▼▼▼
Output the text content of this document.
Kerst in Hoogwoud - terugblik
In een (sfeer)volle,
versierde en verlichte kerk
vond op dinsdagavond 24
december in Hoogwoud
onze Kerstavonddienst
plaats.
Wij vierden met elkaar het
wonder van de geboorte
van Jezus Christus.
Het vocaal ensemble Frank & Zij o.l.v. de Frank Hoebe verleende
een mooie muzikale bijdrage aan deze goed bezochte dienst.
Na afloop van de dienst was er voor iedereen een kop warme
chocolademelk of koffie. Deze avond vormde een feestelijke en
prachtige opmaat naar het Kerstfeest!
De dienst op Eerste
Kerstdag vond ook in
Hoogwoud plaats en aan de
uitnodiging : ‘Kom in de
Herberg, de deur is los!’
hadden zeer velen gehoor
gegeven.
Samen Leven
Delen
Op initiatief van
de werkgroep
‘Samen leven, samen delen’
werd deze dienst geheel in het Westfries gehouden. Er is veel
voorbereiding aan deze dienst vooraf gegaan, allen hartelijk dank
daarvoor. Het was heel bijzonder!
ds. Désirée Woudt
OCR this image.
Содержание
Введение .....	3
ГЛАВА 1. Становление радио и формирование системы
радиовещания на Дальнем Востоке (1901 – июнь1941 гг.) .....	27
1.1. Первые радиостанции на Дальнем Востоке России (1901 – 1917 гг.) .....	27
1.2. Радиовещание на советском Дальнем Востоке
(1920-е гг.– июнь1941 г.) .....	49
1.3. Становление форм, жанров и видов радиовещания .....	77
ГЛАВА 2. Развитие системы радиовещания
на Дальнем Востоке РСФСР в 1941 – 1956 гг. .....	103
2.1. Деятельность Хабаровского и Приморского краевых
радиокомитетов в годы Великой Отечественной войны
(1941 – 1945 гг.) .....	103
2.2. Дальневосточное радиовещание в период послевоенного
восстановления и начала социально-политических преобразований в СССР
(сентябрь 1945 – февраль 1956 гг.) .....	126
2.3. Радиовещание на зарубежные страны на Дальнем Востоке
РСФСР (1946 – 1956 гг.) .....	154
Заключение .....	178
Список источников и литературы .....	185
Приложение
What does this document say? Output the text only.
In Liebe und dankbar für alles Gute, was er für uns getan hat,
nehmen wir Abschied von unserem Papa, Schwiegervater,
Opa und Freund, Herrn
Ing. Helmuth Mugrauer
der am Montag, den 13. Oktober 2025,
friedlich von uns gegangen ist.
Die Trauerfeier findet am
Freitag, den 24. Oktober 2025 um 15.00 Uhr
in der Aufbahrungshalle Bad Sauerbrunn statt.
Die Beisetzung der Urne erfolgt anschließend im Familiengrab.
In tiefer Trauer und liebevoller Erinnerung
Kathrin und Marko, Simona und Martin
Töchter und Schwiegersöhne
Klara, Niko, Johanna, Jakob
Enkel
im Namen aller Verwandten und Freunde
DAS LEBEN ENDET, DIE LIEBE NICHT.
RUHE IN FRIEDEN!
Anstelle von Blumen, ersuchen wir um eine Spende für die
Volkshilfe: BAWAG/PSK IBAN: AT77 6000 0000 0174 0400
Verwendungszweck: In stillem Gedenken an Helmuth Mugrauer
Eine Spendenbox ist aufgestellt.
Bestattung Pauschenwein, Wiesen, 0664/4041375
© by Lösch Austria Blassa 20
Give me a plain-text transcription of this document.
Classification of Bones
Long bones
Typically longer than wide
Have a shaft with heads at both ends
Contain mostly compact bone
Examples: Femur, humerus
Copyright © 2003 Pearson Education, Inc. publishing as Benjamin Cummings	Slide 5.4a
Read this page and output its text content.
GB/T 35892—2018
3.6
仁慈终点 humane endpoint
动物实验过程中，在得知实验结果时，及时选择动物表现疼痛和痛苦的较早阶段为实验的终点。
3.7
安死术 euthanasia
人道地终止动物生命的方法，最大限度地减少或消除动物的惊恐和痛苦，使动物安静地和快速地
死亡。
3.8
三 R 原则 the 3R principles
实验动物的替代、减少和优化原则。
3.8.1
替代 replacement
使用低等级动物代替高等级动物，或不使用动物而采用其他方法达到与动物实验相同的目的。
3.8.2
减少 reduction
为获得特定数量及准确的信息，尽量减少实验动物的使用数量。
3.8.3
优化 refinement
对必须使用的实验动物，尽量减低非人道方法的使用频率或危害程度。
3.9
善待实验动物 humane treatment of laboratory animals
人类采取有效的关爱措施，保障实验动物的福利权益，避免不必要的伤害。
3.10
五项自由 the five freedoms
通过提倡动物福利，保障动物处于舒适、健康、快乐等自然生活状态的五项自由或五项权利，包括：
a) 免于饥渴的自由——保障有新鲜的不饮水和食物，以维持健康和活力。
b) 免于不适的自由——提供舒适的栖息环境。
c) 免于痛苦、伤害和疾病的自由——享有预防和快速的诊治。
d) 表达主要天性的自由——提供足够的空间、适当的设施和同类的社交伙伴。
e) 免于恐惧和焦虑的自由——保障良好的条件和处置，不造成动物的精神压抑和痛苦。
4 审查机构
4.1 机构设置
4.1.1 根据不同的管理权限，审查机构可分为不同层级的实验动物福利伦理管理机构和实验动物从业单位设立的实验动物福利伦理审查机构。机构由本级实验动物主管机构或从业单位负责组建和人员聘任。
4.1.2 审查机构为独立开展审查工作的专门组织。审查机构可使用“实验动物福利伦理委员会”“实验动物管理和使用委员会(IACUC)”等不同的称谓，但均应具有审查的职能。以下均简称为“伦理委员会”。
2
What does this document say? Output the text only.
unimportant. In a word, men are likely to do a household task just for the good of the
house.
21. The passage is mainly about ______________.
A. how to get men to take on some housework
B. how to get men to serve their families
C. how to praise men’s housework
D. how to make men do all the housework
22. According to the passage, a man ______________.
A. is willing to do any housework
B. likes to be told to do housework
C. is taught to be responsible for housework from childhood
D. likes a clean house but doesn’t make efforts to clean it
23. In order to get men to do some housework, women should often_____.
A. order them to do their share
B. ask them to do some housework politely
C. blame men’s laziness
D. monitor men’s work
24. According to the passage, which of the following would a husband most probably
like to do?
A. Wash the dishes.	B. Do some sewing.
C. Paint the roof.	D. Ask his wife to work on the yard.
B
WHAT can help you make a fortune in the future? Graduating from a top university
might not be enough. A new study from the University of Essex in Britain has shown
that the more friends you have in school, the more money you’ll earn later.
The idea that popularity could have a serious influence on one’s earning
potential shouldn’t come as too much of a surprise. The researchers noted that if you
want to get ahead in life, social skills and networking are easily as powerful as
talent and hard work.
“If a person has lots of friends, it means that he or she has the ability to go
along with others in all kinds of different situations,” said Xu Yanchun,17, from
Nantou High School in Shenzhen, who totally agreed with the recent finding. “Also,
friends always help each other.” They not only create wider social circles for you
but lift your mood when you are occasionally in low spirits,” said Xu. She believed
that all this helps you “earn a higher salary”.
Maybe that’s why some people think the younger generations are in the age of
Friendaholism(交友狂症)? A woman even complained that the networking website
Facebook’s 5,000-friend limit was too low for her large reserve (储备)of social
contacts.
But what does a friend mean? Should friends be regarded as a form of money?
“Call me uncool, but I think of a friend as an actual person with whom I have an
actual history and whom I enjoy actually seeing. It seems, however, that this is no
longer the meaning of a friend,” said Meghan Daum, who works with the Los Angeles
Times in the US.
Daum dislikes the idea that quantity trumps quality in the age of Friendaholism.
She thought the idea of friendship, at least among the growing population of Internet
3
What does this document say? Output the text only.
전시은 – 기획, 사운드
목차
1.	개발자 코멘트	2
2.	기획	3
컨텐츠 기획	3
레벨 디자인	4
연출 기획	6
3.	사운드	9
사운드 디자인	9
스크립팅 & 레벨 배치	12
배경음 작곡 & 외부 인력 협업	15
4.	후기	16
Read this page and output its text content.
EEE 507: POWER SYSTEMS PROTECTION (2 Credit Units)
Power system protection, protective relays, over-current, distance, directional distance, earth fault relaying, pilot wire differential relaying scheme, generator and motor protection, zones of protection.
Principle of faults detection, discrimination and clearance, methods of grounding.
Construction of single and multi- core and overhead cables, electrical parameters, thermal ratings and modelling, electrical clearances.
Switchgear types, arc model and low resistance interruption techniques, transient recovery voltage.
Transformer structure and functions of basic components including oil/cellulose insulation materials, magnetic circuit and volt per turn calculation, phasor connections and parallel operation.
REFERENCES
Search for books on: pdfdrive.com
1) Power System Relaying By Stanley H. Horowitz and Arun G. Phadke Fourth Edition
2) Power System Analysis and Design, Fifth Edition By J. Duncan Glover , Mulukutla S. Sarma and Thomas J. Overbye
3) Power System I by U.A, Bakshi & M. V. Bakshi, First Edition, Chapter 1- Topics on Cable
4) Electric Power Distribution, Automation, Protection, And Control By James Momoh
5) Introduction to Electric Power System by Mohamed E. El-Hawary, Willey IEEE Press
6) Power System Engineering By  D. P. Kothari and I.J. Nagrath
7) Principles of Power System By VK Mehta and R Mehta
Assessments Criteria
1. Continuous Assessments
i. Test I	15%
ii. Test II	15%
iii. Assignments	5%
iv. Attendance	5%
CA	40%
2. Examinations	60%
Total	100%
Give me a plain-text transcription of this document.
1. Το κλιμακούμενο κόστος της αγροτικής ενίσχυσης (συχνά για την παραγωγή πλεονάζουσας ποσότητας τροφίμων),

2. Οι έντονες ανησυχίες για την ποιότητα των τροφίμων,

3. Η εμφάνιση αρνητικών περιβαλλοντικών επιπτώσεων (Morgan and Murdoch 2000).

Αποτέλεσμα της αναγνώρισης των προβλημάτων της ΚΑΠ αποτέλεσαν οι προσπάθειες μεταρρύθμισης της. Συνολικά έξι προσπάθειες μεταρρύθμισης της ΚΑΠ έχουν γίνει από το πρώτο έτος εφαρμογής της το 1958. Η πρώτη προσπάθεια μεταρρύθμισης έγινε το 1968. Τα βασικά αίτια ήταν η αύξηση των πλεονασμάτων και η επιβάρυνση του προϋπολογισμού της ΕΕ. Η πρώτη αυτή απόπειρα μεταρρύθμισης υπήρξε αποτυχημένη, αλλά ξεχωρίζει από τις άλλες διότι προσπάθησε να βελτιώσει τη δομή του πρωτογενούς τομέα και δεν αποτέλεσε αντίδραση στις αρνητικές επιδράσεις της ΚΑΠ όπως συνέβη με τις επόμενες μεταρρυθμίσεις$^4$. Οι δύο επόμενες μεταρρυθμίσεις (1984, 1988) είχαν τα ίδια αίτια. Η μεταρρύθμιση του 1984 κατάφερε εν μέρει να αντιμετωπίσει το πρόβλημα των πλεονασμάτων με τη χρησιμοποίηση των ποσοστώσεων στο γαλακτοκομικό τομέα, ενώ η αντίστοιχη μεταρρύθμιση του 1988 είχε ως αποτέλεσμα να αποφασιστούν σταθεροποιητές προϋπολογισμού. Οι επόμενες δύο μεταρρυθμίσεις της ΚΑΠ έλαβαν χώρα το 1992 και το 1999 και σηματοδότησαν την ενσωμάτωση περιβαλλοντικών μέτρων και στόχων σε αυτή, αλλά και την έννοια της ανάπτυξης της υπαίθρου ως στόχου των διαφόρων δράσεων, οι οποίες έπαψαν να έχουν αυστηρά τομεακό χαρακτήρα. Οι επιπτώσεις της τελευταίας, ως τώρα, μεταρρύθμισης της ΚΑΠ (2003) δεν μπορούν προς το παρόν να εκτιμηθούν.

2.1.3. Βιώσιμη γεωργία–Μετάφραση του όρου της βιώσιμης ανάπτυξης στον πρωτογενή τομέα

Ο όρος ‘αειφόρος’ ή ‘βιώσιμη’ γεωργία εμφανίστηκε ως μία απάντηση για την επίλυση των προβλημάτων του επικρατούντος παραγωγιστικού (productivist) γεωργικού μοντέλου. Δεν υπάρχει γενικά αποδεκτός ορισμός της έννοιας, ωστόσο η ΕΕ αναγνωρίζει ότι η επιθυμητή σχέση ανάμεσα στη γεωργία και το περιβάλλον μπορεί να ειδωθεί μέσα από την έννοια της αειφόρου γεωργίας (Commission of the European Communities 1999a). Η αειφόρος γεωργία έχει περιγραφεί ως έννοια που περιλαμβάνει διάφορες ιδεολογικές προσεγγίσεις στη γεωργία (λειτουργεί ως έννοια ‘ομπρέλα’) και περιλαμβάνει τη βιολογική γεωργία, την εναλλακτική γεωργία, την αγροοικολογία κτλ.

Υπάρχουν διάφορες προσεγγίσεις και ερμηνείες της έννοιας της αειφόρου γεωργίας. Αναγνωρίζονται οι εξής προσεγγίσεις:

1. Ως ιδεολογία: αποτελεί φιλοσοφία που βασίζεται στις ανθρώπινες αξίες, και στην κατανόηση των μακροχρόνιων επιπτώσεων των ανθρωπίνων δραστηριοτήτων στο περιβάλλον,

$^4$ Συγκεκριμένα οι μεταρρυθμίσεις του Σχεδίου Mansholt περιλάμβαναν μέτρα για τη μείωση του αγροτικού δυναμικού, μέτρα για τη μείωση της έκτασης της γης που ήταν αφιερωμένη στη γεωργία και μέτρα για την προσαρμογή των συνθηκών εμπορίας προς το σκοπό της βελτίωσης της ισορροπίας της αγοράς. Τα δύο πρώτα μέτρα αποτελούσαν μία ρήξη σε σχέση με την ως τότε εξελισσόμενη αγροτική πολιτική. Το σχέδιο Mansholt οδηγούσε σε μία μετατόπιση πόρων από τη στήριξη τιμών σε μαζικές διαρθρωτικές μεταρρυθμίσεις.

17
▲▲▲
Only the number is wanted: how many lines above include the word "housework"?

8